**Given information**:
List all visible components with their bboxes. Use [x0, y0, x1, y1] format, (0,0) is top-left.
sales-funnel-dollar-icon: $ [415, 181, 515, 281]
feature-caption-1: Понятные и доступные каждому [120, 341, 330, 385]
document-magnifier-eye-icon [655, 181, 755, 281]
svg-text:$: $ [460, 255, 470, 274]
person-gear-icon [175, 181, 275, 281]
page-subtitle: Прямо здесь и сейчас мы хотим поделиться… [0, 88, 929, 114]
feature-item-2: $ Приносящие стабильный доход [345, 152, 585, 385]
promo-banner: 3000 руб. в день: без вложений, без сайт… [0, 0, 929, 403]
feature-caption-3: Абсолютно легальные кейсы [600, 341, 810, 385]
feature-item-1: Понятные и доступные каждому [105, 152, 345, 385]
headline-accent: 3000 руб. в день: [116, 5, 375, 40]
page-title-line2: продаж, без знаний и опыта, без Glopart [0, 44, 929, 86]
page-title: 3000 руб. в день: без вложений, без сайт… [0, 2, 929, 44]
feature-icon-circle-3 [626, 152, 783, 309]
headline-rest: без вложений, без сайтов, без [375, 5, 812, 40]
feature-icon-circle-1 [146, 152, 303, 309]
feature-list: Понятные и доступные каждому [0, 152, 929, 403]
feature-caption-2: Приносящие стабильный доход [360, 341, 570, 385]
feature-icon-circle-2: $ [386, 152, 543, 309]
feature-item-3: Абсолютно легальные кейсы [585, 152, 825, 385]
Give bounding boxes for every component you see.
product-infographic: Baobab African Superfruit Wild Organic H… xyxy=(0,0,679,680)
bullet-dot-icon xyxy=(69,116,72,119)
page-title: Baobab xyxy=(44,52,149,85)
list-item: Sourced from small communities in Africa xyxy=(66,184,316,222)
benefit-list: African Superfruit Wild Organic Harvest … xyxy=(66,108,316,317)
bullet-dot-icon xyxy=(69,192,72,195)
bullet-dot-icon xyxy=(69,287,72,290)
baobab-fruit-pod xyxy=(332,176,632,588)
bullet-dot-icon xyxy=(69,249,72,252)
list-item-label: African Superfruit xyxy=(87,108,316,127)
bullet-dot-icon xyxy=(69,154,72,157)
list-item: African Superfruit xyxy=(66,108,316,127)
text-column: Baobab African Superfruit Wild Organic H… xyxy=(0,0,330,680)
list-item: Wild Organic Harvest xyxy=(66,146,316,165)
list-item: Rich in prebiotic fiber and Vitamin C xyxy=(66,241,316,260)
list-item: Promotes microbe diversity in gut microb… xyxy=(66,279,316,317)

**What to produce**: Reproduce every line of the listing above verbatim, keeping each character, number, and bracket unchanged.

**Written answer**:
List all visible components with their bboxes. Use [x0, y0, x1, y1] format, (0,0) is top-left.
sales-funnel-dollar-icon: $ [415, 181, 515, 281]
feature-caption-1: Понятные и доступные каждому [120, 341, 330, 385]
document-magnifier-eye-icon [655, 181, 755, 281]
svg-text:$: $ [460, 255, 470, 274]
person-gear-icon [175, 181, 275, 281]
page-subtitle: Прямо здесь и сейчас мы хотим поделиться… [0, 88, 929, 114]
feature-item-2: $ Приносящие стабильный доход [345, 152, 585, 385]
promo-banner: 3000 руб. в день: без вложений, без сайт… [0, 0, 929, 403]
feature-caption-3: Абсолютно легальные кейсы [600, 341, 810, 385]
feature-item-1: Понятные и доступные каждому [105, 152, 345, 385]
headline-accent: 3000 руб. в день: [116, 5, 375, 40]
page-title-line2: продаж, без знаний и опыта, без Glopart [0, 44, 929, 86]
page-title: 3000 руб. в день: без вложений, без сайт… [0, 2, 929, 44]
feature-icon-circle-3 [626, 152, 783, 309]
headline-rest: без вложений, без сайтов, без [375, 5, 812, 40]
feature-icon-circle-1 [146, 152, 303, 309]
feature-list: Понятные и доступные каждому [0, 152, 929, 403]
feature-caption-2: Приносящие стабильный доход [360, 341, 570, 385]
feature-icon-circle-2: $ [386, 152, 543, 309]
feature-item-3: Абсолютно легальные кейсы [585, 152, 825, 385]
Give bounding boxes for every component you see.
product-infographic: Baobab African Superfruit Wild Organic H… xyxy=(0,0,679,680)
bullet-dot-icon xyxy=(69,116,72,119)
page-title: Baobab xyxy=(44,52,149,85)
list-item: Sourced from small communities in Africa xyxy=(66,184,316,222)
benefit-list: African Superfruit Wild Organic Harvest … xyxy=(66,108,316,317)
bullet-dot-icon xyxy=(69,192,72,195)
bullet-dot-icon xyxy=(69,287,72,290)
baobab-fruit-pod xyxy=(332,176,632,588)
bullet-dot-icon xyxy=(69,249,72,252)
list-item-label: African Superfruit xyxy=(87,108,316,127)
bullet-dot-icon xyxy=(69,154,72,157)
list-item: African Superfruit xyxy=(66,108,316,127)
text-column: Baobab African Superfruit Wild Organic H… xyxy=(0,0,330,680)
list-item: Wild Organic Harvest xyxy=(66,146,316,165)
list-item: Rich in prebiotic fiber and Vitamin C xyxy=(66,241,316,260)
list-item: Promotes microbe diversity in gut microb… xyxy=(66,279,316,317)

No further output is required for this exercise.